▸ Goal of the exercise
Output all records precisely as written.

########################################

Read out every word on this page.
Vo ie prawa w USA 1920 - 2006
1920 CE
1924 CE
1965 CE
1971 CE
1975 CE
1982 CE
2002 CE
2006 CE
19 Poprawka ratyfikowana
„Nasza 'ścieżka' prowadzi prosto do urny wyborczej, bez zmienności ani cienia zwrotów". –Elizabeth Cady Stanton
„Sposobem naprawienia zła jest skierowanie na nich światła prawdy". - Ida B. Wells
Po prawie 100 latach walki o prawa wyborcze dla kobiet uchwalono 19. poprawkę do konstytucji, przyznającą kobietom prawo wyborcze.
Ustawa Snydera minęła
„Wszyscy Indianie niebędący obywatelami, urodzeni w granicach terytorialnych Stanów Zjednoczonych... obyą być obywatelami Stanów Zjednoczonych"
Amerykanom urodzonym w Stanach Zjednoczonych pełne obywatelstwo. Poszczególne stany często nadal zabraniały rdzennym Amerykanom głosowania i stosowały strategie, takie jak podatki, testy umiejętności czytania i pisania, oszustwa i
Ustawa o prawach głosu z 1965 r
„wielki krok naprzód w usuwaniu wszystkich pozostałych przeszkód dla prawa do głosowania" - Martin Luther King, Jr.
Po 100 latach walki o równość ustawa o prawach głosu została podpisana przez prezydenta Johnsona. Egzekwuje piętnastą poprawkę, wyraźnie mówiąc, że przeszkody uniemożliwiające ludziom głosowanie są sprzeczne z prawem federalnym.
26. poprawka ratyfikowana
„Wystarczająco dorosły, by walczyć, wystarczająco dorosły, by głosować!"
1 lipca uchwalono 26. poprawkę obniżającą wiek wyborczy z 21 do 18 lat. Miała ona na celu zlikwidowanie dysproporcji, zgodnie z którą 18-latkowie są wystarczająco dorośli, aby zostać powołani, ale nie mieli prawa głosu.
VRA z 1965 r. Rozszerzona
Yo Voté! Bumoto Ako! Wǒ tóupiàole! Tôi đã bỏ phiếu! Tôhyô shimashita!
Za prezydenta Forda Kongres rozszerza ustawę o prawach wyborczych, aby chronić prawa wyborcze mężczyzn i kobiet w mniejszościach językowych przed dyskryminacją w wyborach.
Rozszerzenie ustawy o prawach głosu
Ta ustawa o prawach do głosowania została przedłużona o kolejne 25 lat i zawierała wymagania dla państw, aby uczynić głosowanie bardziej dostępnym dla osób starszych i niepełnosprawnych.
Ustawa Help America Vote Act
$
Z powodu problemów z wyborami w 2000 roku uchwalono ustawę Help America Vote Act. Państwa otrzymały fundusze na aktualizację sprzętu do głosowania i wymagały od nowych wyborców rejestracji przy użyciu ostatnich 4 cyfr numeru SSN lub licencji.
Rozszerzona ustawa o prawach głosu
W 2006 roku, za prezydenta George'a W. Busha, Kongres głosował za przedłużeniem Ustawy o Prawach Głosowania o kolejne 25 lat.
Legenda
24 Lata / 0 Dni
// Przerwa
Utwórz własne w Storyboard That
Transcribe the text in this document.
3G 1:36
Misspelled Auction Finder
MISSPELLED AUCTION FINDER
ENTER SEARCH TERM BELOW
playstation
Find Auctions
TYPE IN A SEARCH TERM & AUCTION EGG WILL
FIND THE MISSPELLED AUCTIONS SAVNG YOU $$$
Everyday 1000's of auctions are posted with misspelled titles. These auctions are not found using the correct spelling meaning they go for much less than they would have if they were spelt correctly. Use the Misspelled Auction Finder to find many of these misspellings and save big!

########################################

▸ Right answer
Read out every word on this page.
Vo ie prawa w USA 1920 - 2006
1920 CE
1924 CE
1965 CE
1971 CE
1975 CE
1982 CE
2002 CE
2006 CE
19 Poprawka ratyfikowana
„Nasza 'ścieżka' prowadzi prosto do urny wyborczej, bez zmienności ani cienia zwrotów". –Elizabeth Cady Stanton
„Sposobem naprawienia zła jest skierowanie na nich światła prawdy". - Ida B. Wells
Po prawie 100 latach walki o prawa wyborcze dla kobiet uchwalono 19. poprawkę do konstytucji, przyznającą kobietom prawo wyborcze.
Ustawa Snydera minęła
„Wszyscy Indianie niebędący obywatelami, urodzeni w granicach terytorialnych Stanów Zjednoczonych... obyą być obywatelami Stanów Zjednoczonych"
Amerykanom urodzonym w Stanach Zjednoczonych pełne obywatelstwo. Poszczególne stany często nadal zabraniały rdzennym Amerykanom głosowania i stosowały strategie, takie jak podatki, testy umiejętności czytania i pisania, oszustwa i
Ustawa o prawach głosu z 1965 r
„wielki krok naprzód w usuwaniu wszystkich pozostałych przeszkód dla prawa do głosowania" - Martin Luther King, Jr.
Po 100 latach walki o równość ustawa o prawach głosu została podpisana przez prezydenta Johnsona. Egzekwuje piętnastą poprawkę, wyraźnie mówiąc, że przeszkody uniemożliwiające ludziom głosowanie są sprzeczne z prawem federalnym.
26. poprawka ratyfikowana
„Wystarczająco dorosły, by walczyć, wystarczająco dorosły, by głosować!"
1 lipca uchwalono 26. poprawkę obniżającą wiek wyborczy z 21 do 18 lat. Miała ona na celu zlikwidowanie dysproporcji, zgodnie z którą 18-latkowie są wystarczająco dorośli, aby zostać powołani, ale nie mieli prawa głosu.
VRA z 1965 r. Rozszerzona
Yo Voté! Bumoto Ako! Wǒ tóupiàole! Tôi đã bỏ phiếu! Tôhyô shimashita!
Za prezydenta Forda Kongres rozszerza ustawę o prawach wyborczych, aby chronić prawa wyborcze mężczyzn i kobiet w mniejszościach językowych przed dyskryminacją w wyborach.
Rozszerzenie ustawy o prawach głosu
Ta ustawa o prawach do głosowania została przedłużona o kolejne 25 lat i zawierała wymagania dla państw, aby uczynić głosowanie bardziej dostępnym dla osób starszych i niepełnosprawnych.
Ustawa Help America Vote Act
$
Z powodu problemów z wyborami w 2000 roku uchwalono ustawę Help America Vote Act. Państwa otrzymały fundusze na aktualizację sprzętu do głosowania i wymagały od nowych wyborców rejestracji przy użyciu ostatnich 4 cyfr numeru SSN lub licencji.
Rozszerzona ustawa o prawach głosu
W 2006 roku, za prezydenta George'a W. Busha, Kongres głosował za przedłużeniem Ustawy o Prawach Głosowania o kolejne 25 lat.
Legenda
24 Lata / 0 Dni
// Przerwa
Utwórz własne w Storyboard That
Transcribe the text in this document.
3G 1:36
Misspelled Auction Finder
MISSPELLED AUCTION FINDER
ENTER SEARCH TERM BELOW
playstation
Find Auctions
TYPE IN A SEARCH TERM & AUCTION EGG WILL
FIND THE MISSPELLED AUCTIONS SAVNG YOU $$$
Everyday 1000's of auctions are posted with misspelled titles. These auctions are not found using the correct spelling meaning they go for much less than they would have if they were spelt correctly. Use the Misspelled Auction Finder to find many of these misspellings and save big!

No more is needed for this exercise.